*AIM*: Work out how many lines hold the string "Version". Give that number and nothing more.

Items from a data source
---*---

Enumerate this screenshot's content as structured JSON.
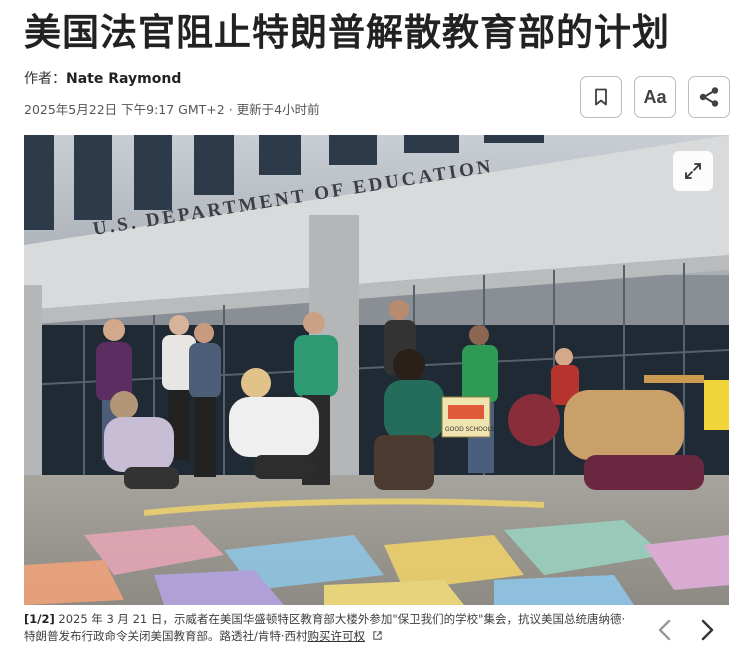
{
  "article": {
    "headline": "美国法官阻止特朗普解散教育部的计划",
    "byline_prefix": "作者：",
    "author": "Nate Raymond",
    "dateline": "2025年5月22日 下午9:17 GMT+2 · 更新于4小时前"
  },
  "toolbar": {
    "bookmark_icon": "bookmark-icon",
    "font_label": "Aa",
    "share_icon": "share-icon"
  },
  "photo": {
    "building_sign": "U.S. DEPARTMENT OF EDUCATION",
    "protest_sign": "GOOD SCHOOLS",
    "expand_icon": "expand-icon"
  },
  "caption": {
    "index": "[1/2]",
    "text": " 2025 年 3 月 21 日，示威者在美国华盛顿特区教育部大楼外参加\"保卫我们的学校\"集会，抗议美国总统唐纳德·特朗普发布行政命令关闭美国教育部。路透社/肯特·西村",
    "license_link": "购买许可权"
  },
  "gallery_nav": {
    "prev_icon": "chevron-left-icon",
    "next_icon": "chevron-right-icon"
  }
}
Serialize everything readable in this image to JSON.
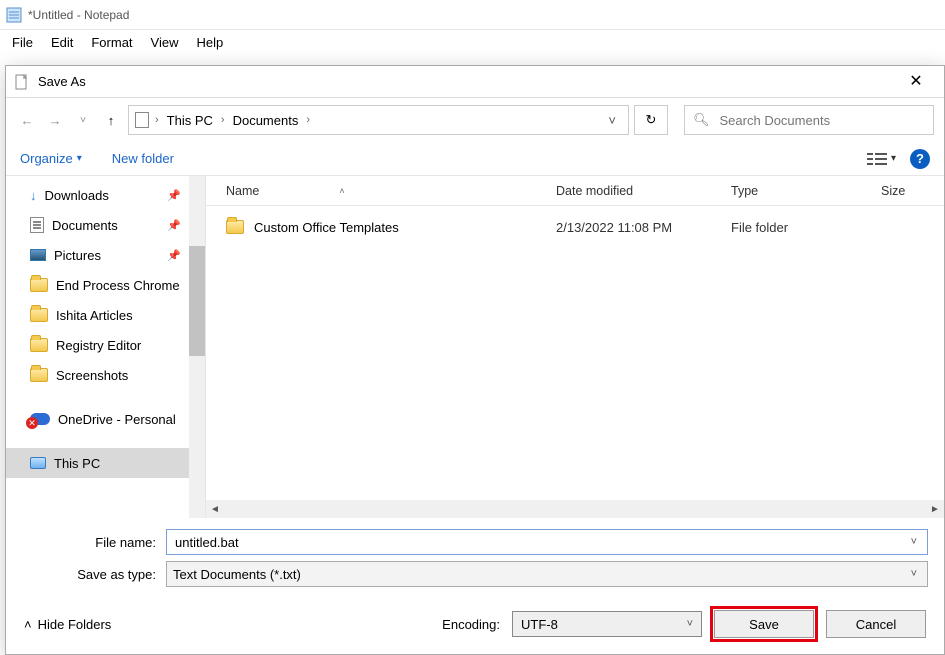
{
  "notepad": {
    "title": "*Untitled - Notepad",
    "menu": [
      "File",
      "Edit",
      "Format",
      "View",
      "Help"
    ]
  },
  "dialog": {
    "title": "Save As",
    "breadcrumb": [
      "This PC",
      "Documents"
    ],
    "search_placeholder": "Search Documents",
    "toolbar": {
      "organize": "Organize",
      "newfolder": "New folder"
    },
    "tree": [
      {
        "label": "Downloads",
        "icon": "download",
        "pinned": true
      },
      {
        "label": "Documents",
        "icon": "document",
        "pinned": true
      },
      {
        "label": "Pictures",
        "icon": "pictures",
        "pinned": true
      },
      {
        "label": "End Process Chrome",
        "icon": "folder"
      },
      {
        "label": "Ishita Articles",
        "icon": "folder"
      },
      {
        "label": "Registry Editor",
        "icon": "folder"
      },
      {
        "label": "Screenshots",
        "icon": "folder"
      },
      {
        "label": "OneDrive - Personal",
        "icon": "onedrive"
      },
      {
        "label": "This PC",
        "icon": "pc",
        "selected": true
      }
    ],
    "columns": {
      "name": "Name",
      "date": "Date modified",
      "type": "Type",
      "size": "Size"
    },
    "rows": [
      {
        "name": "Custom Office Templates",
        "date": "2/13/2022 11:08 PM",
        "type": "File folder"
      }
    ],
    "file_name_label": "File name:",
    "file_name_value": "untitled.bat",
    "save_type_label": "Save as type:",
    "save_type_value": "Text Documents (*.txt)",
    "hide_folders": "Hide Folders",
    "encoding_label": "Encoding:",
    "encoding_value": "UTF-8",
    "save": "Save",
    "cancel": "Cancel"
  }
}
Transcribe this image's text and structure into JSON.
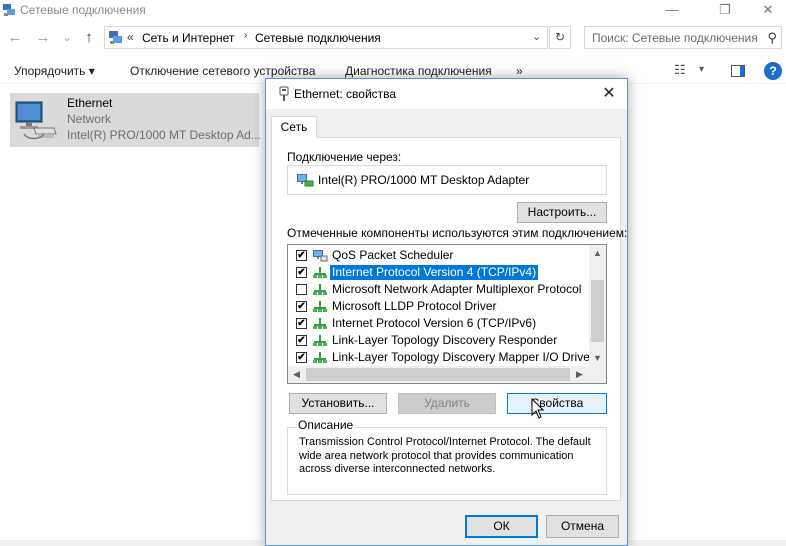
{
  "window": {
    "title": "Сетевые подключения",
    "minimize": "—",
    "maximize": "❐",
    "close": "✕"
  },
  "nav": {
    "back": "←",
    "forward": "→",
    "recent": "⌄",
    "up": "↑"
  },
  "address": {
    "overflow": "«",
    "crumbs": [
      "Сеть и Интернет",
      "Сетевые подключения"
    ],
    "separator": "›",
    "dropdown": "⌄",
    "refresh": "↻"
  },
  "search": {
    "placeholder": "Поиск: Сетевые подключения",
    "icon": "⚲"
  },
  "commandbar": {
    "organize": "Упорядочить ▾",
    "disable": "Отключение сетевого устройства",
    "diagnose": "Диагностика подключения",
    "more": "»",
    "view_options": "☷",
    "view_dropdown": "▾",
    "preview": "▯",
    "help": "?"
  },
  "adapter": {
    "name": "Ethernet",
    "network": "Network",
    "device": "Intel(R) PRO/1000 MT Desktop Ad..."
  },
  "dialog": {
    "title": "Ethernet: свойства",
    "close": "✕",
    "tab": "Сеть",
    "connect_using_label": "Подключение через:",
    "adapter_name": "Intel(R) PRO/1000 MT Desktop Adapter",
    "configure_button": "Настроить...",
    "components_label": "Отмеченные компоненты используются этим подключением:",
    "components": [
      {
        "label": "QoS Packet Scheduler",
        "checked": true,
        "icon": "scheduler-icon"
      },
      {
        "label": "Internet Protocol Version 4 (TCP/IPv4)",
        "checked": true,
        "icon": "protocol-icon",
        "selected": true
      },
      {
        "label": "Microsoft Network Adapter Multiplexor Protocol",
        "checked": false,
        "icon": "protocol-icon"
      },
      {
        "label": "Microsoft LLDP Protocol Driver",
        "checked": true,
        "icon": "protocol-icon"
      },
      {
        "label": "Internet Protocol Version 6 (TCP/IPv6)",
        "checked": true,
        "icon": "protocol-icon"
      },
      {
        "label": "Link-Layer Topology Discovery Responder",
        "checked": true,
        "icon": "protocol-icon"
      },
      {
        "label": "Link-Layer Topology Discovery Mapper I/O Driver",
        "checked": true,
        "icon": "protocol-icon"
      }
    ],
    "check_mark": "✔",
    "scroll_up": "▲",
    "scroll_down": "▼",
    "scroll_left": "◀",
    "scroll_right": "▶",
    "install_button": "Установить...",
    "uninstall_button": "Удалить",
    "properties_button": "Свойства",
    "description_legend": "Описание",
    "description": "Transmission Control Protocol/Internet Protocol. The default wide area network protocol that provides communication across diverse interconnected networks.",
    "ok_button": "ОК",
    "cancel_button": "Отмена"
  },
  "colors": {
    "accent": "#0078d7",
    "selection": "#0078d7",
    "tile_selected": "#dadada",
    "dialog_bg": "#f0f0f0"
  }
}
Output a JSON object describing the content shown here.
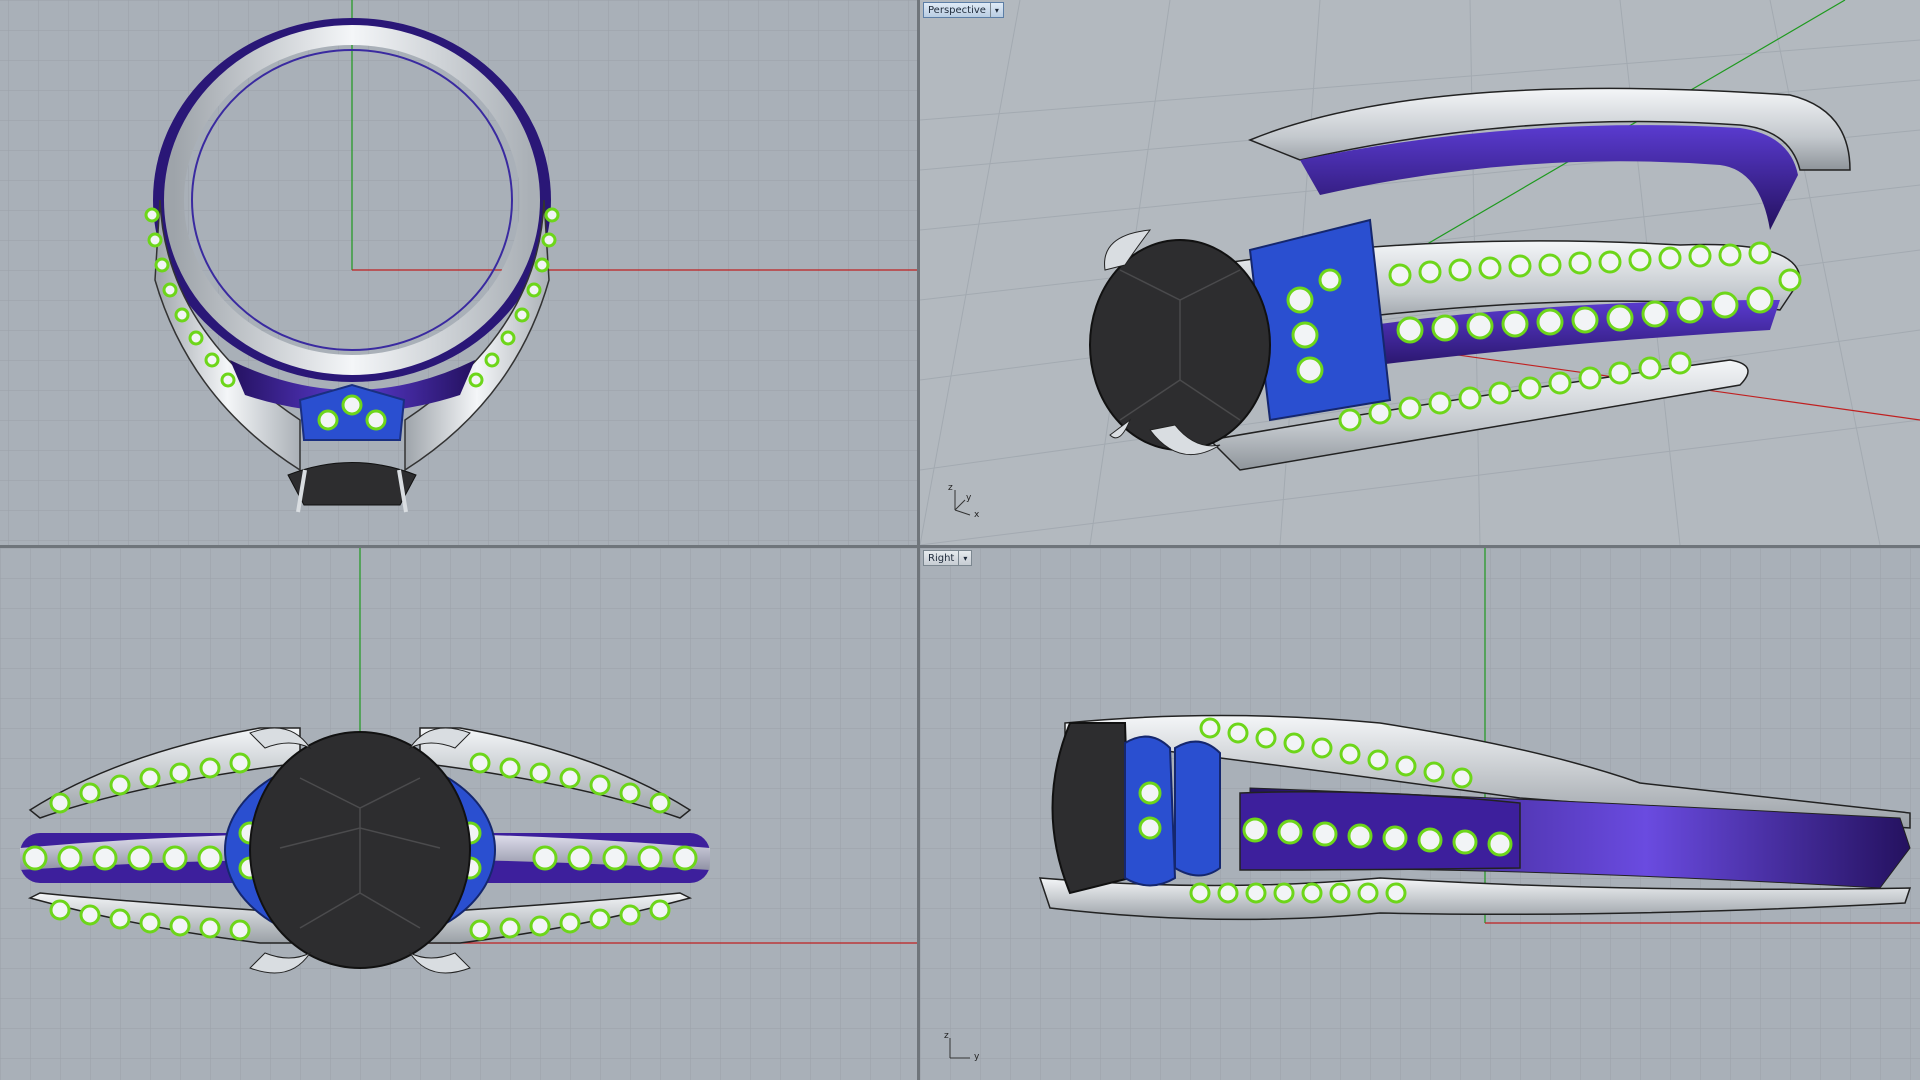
{
  "viewports": {
    "perspective": {
      "label": "Perspective",
      "active": true
    },
    "right": {
      "label": "Right"
    }
  },
  "axis_icon": {
    "z": "z",
    "y": "y",
    "x": "x"
  },
  "colors": {
    "viewport_bg": "#a9b0b8",
    "grid_minor": "#9da4ac",
    "grid_major": "#8f969e",
    "axis_x": "#c02020",
    "axis_y": "#1e9a1e",
    "metal": "#d9dde1",
    "band_inner": "#3d1f9c",
    "basket": "#2a4fd0",
    "center_stone": "#2d2d2f",
    "prong": "#6dd61a",
    "melee": "#f2f4f6"
  }
}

---*---

*ANSWER TO THE EXERCISE*: 2